_Task prompt_
Reproduce every record below exactly as written, leaving out any pictures.

_Dataset rows_
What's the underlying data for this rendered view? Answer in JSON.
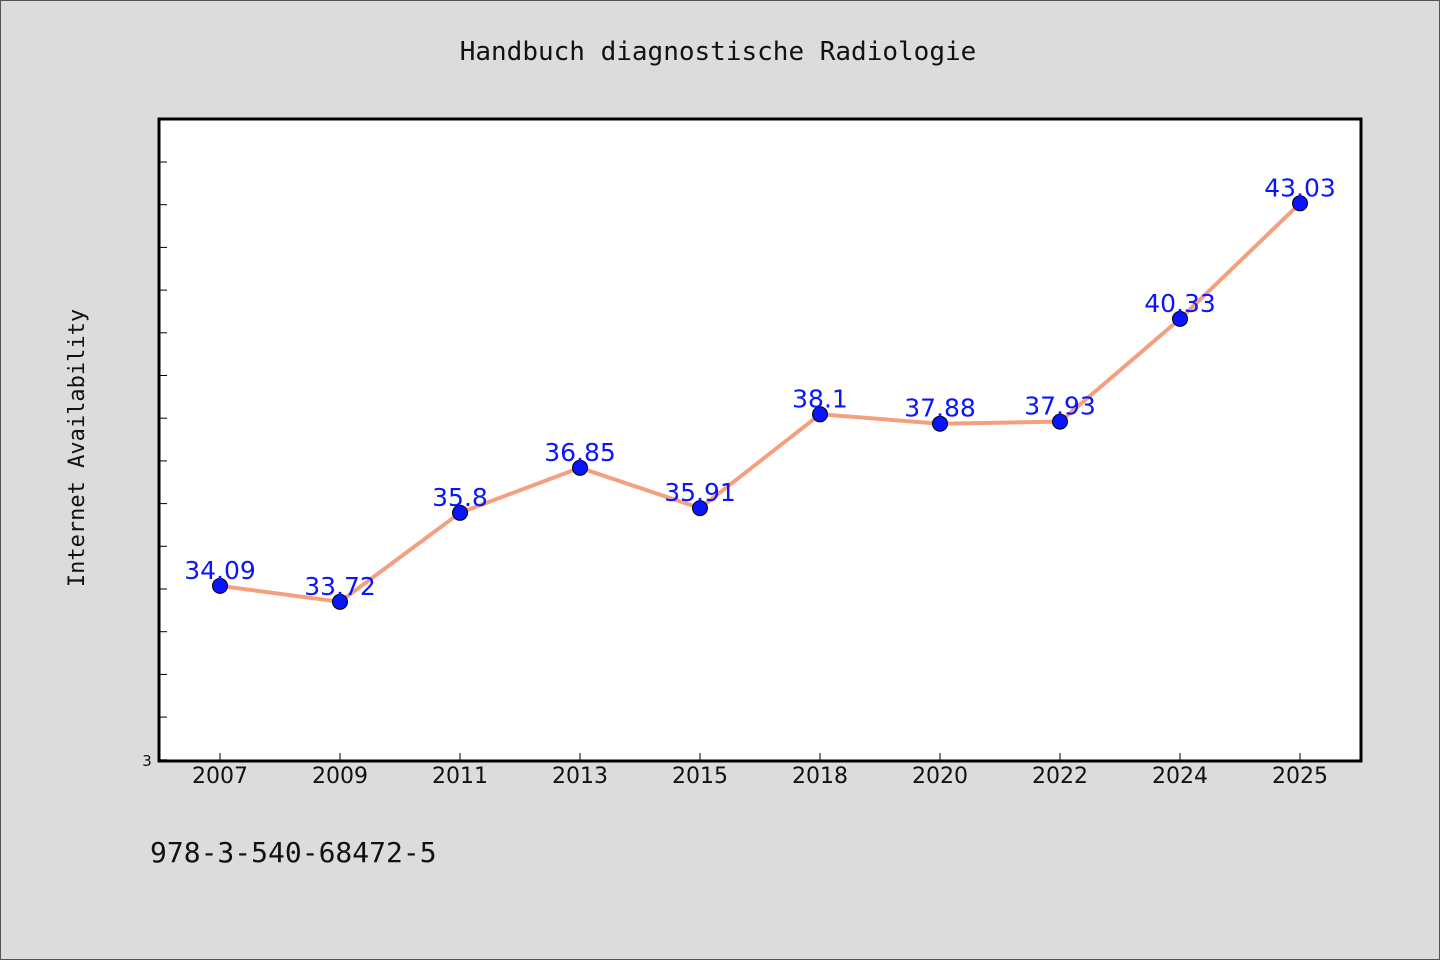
{
  "chart_data": {
    "type": "line",
    "title": "Handbuch diagnostische Radiologie",
    "xlabel": "",
    "ylabel": "Internet Availability",
    "categories": [
      "2007",
      "2009",
      "2011",
      "2013",
      "2015",
      "2018",
      "2020",
      "2022",
      "2024",
      "2025"
    ],
    "series": [
      {
        "values": [
          34.09,
          33.72,
          35.8,
          36.85,
          35.91,
          38.1,
          37.88,
          37.93,
          40.33,
          43.03
        ],
        "data_labels": [
          "34.09",
          "33.72",
          "35.8",
          "36.85",
          "35.91",
          "38.1",
          "37.88",
          "37.93",
          "40.33",
          "43.03"
        ]
      }
    ],
    "y_tick_labels": [
      "3"
    ],
    "ylim": [
      30.0,
      45.0
    ],
    "grid": false,
    "line_color": "#f4a080",
    "marker_color": "#0a14ff",
    "label_color": "#0a14ff",
    "plot_background": "#ffffff",
    "page_background": "#dcdcdc"
  },
  "footer": {
    "isbn": "978-3-540-68472-5"
  }
}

_Exercise output_
What's the underlying data for this rendered view? Answer in JSON.
{
  "chart_data": {
    "type": "line",
    "title": "Handbuch diagnostische Radiologie",
    "xlabel": "",
    "ylabel": "Internet Availability",
    "categories": [
      "2007",
      "2009",
      "2011",
      "2013",
      "2015",
      "2018",
      "2020",
      "2022",
      "2024",
      "2025"
    ],
    "series": [
      {
        "values": [
          34.09,
          33.72,
          35.8,
          36.85,
          35.91,
          38.1,
          37.88,
          37.93,
          40.33,
          43.03
        ],
        "data_labels": [
          "34.09",
          "33.72",
          "35.8",
          "36.85",
          "35.91",
          "38.1",
          "37.88",
          "37.93",
          "40.33",
          "43.03"
        ]
      }
    ],
    "y_tick_labels": [
      "3"
    ],
    "ylim": [
      30.0,
      45.0
    ],
    "grid": false,
    "line_color": "#f4a080",
    "marker_color": "#0a14ff",
    "label_color": "#0a14ff",
    "plot_background": "#ffffff",
    "page_background": "#dcdcdc"
  },
  "footer": {
    "isbn": "978-3-540-68472-5"
  }
}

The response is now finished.